Your answer should be a single number: the count of lines that include "heeft".

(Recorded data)
▼
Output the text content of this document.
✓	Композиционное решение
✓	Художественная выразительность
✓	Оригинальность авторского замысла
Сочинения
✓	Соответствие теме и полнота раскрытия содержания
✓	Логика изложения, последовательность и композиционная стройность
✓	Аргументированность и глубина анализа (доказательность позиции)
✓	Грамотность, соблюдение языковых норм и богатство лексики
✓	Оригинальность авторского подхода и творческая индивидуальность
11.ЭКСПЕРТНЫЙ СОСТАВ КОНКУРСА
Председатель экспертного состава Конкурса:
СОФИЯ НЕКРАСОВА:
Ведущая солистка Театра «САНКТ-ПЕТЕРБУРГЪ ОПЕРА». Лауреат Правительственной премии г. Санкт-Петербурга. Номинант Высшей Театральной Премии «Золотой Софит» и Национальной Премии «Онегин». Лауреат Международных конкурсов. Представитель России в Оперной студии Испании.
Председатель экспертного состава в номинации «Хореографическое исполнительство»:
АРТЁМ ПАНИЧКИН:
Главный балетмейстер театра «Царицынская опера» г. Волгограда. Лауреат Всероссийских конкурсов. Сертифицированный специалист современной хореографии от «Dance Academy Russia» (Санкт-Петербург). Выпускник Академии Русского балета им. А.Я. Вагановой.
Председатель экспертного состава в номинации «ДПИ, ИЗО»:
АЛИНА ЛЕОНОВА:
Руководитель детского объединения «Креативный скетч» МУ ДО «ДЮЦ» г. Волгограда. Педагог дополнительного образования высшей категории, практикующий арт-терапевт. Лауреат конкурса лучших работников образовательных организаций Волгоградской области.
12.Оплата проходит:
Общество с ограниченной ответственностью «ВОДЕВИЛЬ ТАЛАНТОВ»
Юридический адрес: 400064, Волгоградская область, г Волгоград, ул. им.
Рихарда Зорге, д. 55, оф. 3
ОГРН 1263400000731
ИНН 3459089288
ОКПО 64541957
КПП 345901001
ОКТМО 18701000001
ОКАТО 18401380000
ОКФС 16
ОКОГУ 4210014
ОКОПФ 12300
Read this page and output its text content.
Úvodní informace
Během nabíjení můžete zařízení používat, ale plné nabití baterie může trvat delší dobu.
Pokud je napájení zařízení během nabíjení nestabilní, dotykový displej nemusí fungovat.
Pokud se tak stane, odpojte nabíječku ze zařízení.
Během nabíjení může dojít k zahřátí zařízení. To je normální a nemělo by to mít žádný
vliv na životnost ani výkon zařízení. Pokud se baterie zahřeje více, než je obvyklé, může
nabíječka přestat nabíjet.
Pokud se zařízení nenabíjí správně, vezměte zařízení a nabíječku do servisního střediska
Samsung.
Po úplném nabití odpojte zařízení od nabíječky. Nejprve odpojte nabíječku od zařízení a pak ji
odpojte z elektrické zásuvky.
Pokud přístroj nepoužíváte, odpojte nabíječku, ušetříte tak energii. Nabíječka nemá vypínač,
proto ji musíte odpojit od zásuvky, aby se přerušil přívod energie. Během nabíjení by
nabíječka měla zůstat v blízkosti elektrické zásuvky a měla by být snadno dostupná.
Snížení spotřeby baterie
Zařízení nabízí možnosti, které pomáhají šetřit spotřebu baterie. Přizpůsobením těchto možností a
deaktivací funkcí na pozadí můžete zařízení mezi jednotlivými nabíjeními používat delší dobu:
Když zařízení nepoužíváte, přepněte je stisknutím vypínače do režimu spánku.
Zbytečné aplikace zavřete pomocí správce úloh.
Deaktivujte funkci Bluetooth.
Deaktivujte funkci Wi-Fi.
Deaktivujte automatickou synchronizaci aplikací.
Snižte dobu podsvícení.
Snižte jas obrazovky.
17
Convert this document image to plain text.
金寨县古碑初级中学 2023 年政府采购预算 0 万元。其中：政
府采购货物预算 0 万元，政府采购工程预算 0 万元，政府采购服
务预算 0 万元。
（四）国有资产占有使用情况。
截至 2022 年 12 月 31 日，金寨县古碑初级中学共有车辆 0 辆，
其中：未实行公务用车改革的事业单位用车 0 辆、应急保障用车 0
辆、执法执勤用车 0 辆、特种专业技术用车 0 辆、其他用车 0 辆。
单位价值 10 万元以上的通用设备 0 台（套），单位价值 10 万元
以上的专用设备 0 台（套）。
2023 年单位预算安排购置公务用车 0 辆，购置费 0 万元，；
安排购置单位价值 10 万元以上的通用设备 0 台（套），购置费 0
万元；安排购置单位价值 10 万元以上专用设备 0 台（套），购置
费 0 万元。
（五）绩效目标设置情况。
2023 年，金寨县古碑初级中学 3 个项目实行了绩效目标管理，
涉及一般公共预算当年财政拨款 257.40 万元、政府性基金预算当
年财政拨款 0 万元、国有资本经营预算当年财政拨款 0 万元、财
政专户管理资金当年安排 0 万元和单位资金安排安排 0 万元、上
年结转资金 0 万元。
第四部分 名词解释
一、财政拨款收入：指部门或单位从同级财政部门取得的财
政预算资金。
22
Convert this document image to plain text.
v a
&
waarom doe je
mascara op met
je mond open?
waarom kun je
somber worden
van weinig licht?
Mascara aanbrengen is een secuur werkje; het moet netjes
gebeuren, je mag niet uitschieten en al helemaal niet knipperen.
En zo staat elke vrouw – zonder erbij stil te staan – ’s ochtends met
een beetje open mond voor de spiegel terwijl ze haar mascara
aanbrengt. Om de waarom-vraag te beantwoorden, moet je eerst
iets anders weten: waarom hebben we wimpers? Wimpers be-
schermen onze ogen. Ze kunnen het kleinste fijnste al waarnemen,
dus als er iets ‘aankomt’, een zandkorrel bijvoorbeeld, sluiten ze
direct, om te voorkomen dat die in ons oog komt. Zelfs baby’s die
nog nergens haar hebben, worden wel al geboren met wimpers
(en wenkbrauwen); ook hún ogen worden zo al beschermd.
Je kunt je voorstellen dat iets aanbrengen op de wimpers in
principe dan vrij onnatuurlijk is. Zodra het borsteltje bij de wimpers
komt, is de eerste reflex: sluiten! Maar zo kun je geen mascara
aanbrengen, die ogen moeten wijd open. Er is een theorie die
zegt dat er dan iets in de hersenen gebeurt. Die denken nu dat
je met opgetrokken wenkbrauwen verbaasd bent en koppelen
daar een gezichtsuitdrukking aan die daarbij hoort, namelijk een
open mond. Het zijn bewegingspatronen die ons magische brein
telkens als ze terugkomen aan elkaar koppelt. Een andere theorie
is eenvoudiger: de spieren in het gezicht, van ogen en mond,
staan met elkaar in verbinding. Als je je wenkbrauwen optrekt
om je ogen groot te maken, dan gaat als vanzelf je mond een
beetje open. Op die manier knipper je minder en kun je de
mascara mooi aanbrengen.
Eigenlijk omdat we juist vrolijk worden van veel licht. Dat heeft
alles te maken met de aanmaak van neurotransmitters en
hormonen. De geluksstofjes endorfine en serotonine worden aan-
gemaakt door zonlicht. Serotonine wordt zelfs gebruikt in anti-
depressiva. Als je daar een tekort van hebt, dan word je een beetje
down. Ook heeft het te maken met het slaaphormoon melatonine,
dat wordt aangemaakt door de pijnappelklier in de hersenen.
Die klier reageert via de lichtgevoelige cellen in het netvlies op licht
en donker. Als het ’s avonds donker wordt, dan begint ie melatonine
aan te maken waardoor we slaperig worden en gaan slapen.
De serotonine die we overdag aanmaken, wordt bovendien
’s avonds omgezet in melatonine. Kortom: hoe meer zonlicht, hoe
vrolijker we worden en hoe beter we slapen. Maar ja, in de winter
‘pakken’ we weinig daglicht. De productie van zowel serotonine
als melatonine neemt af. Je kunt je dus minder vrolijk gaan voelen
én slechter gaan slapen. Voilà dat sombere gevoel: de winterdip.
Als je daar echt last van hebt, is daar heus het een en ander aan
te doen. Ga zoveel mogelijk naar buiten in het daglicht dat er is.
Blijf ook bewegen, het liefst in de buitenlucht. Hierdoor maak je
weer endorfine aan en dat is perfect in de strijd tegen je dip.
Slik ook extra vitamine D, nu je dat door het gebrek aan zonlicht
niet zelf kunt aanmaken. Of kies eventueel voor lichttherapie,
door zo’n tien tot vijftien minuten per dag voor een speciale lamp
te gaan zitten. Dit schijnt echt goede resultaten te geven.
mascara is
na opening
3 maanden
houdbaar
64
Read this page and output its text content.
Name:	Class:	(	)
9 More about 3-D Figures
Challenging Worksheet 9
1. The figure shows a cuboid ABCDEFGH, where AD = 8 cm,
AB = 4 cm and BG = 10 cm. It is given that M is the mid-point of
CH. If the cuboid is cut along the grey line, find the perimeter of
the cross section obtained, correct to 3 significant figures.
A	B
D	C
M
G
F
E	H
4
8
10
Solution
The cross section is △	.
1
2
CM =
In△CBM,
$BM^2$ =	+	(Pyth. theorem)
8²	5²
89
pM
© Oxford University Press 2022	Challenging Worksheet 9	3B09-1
▲
CORRECT RESPONSE:
2